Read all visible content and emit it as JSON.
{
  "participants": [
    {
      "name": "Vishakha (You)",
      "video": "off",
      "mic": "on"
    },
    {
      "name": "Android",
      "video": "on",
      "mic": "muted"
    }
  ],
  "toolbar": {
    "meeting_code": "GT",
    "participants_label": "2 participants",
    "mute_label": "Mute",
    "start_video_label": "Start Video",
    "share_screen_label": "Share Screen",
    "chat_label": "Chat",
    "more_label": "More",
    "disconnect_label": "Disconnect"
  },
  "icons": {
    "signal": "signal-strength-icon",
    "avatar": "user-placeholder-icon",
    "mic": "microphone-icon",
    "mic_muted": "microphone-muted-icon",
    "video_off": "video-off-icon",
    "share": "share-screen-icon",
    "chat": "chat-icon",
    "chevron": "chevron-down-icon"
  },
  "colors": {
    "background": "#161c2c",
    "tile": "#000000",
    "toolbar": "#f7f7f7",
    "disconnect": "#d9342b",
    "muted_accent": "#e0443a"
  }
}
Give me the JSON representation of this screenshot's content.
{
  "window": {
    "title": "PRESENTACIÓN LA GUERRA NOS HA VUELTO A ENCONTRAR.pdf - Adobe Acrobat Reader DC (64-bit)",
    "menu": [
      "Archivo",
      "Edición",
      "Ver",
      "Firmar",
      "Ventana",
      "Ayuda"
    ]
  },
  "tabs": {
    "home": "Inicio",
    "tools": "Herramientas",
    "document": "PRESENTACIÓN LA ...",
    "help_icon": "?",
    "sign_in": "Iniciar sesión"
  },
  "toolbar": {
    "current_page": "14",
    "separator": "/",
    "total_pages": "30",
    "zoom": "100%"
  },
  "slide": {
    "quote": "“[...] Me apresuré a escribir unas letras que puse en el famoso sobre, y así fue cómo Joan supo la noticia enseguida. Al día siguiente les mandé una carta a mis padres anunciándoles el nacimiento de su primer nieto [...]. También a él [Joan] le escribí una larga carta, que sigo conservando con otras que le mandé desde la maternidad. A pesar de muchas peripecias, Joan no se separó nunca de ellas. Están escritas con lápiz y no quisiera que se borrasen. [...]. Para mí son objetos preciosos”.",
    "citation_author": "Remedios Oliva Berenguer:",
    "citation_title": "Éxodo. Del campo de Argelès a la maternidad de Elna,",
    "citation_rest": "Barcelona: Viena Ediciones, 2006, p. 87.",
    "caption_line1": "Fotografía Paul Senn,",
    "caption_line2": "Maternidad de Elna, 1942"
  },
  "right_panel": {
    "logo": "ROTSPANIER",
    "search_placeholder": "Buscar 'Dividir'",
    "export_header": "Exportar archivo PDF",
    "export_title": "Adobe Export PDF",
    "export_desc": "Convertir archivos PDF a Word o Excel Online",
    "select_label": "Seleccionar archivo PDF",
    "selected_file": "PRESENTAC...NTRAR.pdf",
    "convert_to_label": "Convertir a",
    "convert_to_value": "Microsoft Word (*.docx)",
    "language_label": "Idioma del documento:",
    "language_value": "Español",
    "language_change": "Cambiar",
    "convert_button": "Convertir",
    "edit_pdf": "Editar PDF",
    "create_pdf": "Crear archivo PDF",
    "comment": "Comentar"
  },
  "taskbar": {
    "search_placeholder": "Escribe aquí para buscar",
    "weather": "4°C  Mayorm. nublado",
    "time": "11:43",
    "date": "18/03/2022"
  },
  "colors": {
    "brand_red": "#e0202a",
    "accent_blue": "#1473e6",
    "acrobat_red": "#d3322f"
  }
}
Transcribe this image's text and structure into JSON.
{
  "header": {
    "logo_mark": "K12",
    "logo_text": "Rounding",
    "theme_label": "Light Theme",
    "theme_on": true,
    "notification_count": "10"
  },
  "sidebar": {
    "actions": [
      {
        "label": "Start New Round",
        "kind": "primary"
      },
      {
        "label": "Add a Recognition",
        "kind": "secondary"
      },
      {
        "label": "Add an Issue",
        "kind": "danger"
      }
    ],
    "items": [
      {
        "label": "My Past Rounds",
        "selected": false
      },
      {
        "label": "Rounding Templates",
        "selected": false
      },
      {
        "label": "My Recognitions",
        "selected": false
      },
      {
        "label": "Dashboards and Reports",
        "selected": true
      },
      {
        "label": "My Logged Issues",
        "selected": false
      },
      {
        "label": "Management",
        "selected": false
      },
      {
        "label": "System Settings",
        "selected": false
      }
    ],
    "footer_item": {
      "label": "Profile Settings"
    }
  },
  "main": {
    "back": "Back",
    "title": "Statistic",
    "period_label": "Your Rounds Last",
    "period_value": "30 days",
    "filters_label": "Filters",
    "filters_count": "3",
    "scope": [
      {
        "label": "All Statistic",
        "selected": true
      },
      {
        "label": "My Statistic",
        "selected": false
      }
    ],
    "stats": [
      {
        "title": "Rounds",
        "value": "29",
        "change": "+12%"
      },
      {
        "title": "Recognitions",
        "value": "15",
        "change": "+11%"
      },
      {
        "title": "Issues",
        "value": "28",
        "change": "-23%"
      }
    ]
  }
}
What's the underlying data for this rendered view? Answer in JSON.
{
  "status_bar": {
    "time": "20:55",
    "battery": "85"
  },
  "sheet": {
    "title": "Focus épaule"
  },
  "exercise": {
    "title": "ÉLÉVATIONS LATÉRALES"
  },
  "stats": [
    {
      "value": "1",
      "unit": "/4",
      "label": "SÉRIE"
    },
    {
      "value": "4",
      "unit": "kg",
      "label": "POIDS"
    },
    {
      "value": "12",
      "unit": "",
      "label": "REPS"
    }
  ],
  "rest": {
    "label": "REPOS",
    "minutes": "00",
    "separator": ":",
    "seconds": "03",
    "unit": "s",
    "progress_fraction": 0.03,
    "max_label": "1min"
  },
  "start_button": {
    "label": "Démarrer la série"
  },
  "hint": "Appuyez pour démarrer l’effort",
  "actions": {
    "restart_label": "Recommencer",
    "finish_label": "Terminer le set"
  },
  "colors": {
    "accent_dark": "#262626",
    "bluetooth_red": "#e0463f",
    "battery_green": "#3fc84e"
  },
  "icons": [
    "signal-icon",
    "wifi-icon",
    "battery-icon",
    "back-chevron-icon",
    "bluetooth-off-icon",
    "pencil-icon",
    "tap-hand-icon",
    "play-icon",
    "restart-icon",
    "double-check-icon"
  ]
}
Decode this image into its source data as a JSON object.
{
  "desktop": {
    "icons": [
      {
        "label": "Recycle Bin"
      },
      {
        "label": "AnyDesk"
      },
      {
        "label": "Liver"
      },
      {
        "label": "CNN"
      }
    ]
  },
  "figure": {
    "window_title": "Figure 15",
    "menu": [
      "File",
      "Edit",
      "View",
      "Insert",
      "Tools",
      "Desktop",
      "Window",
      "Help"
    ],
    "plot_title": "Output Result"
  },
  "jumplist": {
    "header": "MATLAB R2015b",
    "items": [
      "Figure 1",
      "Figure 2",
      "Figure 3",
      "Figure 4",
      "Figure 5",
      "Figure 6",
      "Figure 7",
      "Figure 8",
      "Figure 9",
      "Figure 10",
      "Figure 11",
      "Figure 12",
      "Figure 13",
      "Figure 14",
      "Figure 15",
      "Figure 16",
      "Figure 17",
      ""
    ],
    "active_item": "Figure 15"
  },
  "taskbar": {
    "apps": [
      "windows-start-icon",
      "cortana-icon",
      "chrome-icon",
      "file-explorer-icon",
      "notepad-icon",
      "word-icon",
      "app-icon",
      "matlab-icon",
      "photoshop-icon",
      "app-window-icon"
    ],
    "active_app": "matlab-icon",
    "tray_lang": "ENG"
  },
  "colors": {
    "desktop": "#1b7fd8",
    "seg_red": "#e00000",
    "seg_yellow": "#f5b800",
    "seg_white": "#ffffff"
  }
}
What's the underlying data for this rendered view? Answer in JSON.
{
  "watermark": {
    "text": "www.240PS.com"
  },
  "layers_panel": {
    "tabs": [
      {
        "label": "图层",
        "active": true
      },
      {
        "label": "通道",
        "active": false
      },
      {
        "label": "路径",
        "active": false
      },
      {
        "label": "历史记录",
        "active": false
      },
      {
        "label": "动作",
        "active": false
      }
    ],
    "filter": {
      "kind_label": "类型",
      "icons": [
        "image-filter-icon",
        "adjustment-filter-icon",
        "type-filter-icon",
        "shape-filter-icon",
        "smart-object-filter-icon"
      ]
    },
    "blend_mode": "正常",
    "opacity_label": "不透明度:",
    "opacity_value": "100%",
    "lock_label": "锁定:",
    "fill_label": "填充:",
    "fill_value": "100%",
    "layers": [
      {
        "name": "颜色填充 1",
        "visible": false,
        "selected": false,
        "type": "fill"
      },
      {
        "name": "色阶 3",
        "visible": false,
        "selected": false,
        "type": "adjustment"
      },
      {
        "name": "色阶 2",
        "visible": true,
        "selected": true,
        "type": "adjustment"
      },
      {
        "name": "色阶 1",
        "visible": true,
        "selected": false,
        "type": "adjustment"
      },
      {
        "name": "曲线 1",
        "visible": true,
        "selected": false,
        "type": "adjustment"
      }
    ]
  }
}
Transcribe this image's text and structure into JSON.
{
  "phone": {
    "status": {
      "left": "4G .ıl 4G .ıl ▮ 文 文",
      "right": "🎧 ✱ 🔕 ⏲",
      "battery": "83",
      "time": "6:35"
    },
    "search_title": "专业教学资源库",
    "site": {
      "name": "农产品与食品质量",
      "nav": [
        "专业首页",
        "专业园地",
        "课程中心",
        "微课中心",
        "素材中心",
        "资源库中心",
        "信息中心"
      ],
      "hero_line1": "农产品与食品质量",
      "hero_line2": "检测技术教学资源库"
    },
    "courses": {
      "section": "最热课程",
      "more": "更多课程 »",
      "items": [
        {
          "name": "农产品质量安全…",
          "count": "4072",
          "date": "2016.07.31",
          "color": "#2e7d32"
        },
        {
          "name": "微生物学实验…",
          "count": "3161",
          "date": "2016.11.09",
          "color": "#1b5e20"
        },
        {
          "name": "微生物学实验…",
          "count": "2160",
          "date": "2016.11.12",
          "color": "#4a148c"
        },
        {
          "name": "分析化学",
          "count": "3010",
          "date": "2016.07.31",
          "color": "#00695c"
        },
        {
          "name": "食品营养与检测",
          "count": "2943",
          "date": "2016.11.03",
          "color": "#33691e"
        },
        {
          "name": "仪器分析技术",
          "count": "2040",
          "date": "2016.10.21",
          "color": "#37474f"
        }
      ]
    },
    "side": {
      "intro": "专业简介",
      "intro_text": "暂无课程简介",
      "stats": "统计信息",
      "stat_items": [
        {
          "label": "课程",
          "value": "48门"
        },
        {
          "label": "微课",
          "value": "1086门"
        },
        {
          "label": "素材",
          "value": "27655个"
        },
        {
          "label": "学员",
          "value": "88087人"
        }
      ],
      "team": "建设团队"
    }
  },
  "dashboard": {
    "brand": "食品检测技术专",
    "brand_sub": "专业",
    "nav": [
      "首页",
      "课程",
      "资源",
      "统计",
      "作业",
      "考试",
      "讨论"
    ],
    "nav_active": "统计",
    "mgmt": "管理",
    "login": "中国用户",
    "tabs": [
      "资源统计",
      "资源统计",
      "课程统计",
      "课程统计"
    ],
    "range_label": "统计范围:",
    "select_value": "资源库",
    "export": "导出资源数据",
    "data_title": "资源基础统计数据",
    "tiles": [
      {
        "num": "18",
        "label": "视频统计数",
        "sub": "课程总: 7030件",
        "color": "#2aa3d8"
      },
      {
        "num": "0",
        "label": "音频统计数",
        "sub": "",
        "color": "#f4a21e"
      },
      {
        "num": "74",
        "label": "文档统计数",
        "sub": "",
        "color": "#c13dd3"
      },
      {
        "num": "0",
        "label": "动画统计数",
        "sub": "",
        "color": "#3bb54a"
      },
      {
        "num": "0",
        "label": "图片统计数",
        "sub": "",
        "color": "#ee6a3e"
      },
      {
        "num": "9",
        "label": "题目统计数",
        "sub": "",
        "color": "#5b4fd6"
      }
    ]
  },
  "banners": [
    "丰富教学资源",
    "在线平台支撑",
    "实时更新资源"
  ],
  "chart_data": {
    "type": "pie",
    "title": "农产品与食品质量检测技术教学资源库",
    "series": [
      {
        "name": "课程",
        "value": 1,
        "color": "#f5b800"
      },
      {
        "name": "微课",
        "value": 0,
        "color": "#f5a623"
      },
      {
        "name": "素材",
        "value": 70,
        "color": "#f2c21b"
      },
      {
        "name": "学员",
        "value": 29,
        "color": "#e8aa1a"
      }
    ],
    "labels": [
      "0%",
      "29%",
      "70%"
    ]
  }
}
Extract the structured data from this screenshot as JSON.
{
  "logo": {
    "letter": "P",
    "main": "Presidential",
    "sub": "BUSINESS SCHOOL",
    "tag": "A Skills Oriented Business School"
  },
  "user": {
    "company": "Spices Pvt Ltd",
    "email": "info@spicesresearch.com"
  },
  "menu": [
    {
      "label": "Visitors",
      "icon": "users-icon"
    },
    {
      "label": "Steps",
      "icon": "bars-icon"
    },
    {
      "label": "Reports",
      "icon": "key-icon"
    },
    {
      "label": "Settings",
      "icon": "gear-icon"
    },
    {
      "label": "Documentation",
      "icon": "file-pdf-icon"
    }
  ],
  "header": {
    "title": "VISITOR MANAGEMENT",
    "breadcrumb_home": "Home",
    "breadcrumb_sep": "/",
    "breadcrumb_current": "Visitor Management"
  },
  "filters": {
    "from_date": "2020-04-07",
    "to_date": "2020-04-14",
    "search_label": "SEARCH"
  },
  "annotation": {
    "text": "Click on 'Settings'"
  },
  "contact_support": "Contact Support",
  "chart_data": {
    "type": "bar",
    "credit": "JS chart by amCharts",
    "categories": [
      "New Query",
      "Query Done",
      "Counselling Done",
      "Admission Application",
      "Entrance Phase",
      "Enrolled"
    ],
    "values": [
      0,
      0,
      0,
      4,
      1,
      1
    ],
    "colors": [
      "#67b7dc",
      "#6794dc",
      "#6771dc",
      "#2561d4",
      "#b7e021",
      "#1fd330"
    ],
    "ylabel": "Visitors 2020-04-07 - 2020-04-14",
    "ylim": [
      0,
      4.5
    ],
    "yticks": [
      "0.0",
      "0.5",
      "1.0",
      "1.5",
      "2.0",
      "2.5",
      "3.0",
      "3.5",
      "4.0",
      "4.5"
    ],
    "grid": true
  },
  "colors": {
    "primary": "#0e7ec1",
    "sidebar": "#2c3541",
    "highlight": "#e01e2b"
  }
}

- _AIM OF THE EXERCISE_
Copy each line above that contains the word "Convertir".

- _SOLUTION_
    "export_desc": "Convertir archivos PDF a Word o Excel Online",
    "convert_to_label": "Convertir a",
    "convert_button": "Convertir",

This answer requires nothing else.